### [Kurze Übung]
Erklären Sie anhand des Textes über das Tischlerhandwerk, warum dort inzwischen auch Kunststoffe, Metalle und Glas als Werkstoffe genutzt werden.

### [Seitentext]

○ ○ ○ ○ ○ ○ ○

Fragt man einen Tischler nach seinem Beruf, gerät er unweigerlich ins Schwärmen. Achim Culmann ist da keine Ausnahme. „Wir fertigen etwas, das sehr lange hält, und das hat etwas sehr, sehr Schönes“, sagt der Obermeister der Tischler-Innung Bergisches Land. Und dann sei da natürlich der Werkstoff: Holz bietet von Schneeweiß bis Schwarz jede Farbe, es kann eisenhart sein oder butterweich, man kann damit Kultur und Kunst ausdrücken oder etwas ganz Praktisches herstellen.

Zudem ist Holz ein Werkstoff, zu dem der Mensch eine ursprüngliche Beziehung hat. „Holz ist ein Stück Natur, das die Spuren des Lebendigen in sich trägt“, heißt es auf der Website  http://www.tischler.de/ des Bundesverbandes des holz- und kunststoffverarbeitenden Handwerks. Das habe sich wohl auch auf das Tischlerhandwerk übertragen, denn es sei ein lebendiges Handwerk, das sich den sich ändernden Anforderungen und Entwicklungen stets erfolgreich gestellt habe. So würden inzwischen viele neue Materialien, wie beispielsweise Kunststoffe, Metalle und auch Glas, als bedeutende Werkstoffe im Tischlerhandwerk genutzt.

○ ○ ○ ○ ○ ○ ○

### [Bereitgestellte Daten]

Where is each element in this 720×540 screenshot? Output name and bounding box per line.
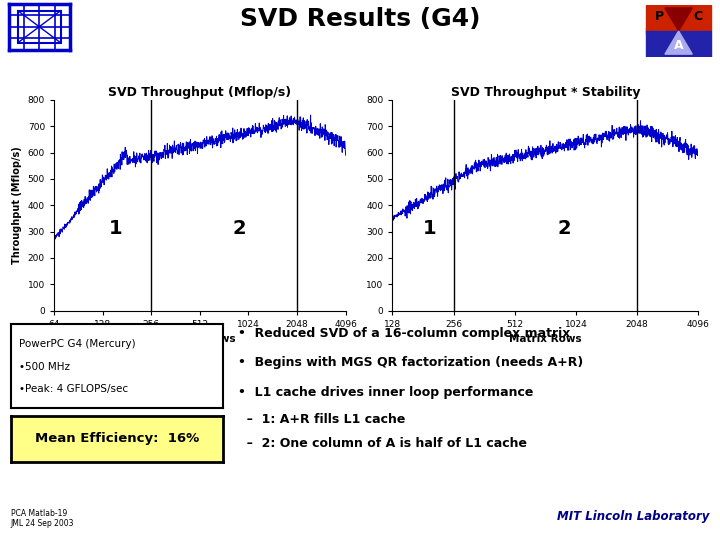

○ ○ ○ ○ ○ ○ ○

### [Lösung]
Der Text nennt das Tischlerhandwerk ein lebendiges Handwerk, das sich den sich ändernden Anforderungen und Entwicklungen stets erfolgreich gestellt hat. Deshalb werden heute neben Holz auch viele neue Materialien wie Kunststoffe, Metalle und Glas als bedeutende Werkstoffe verwendet.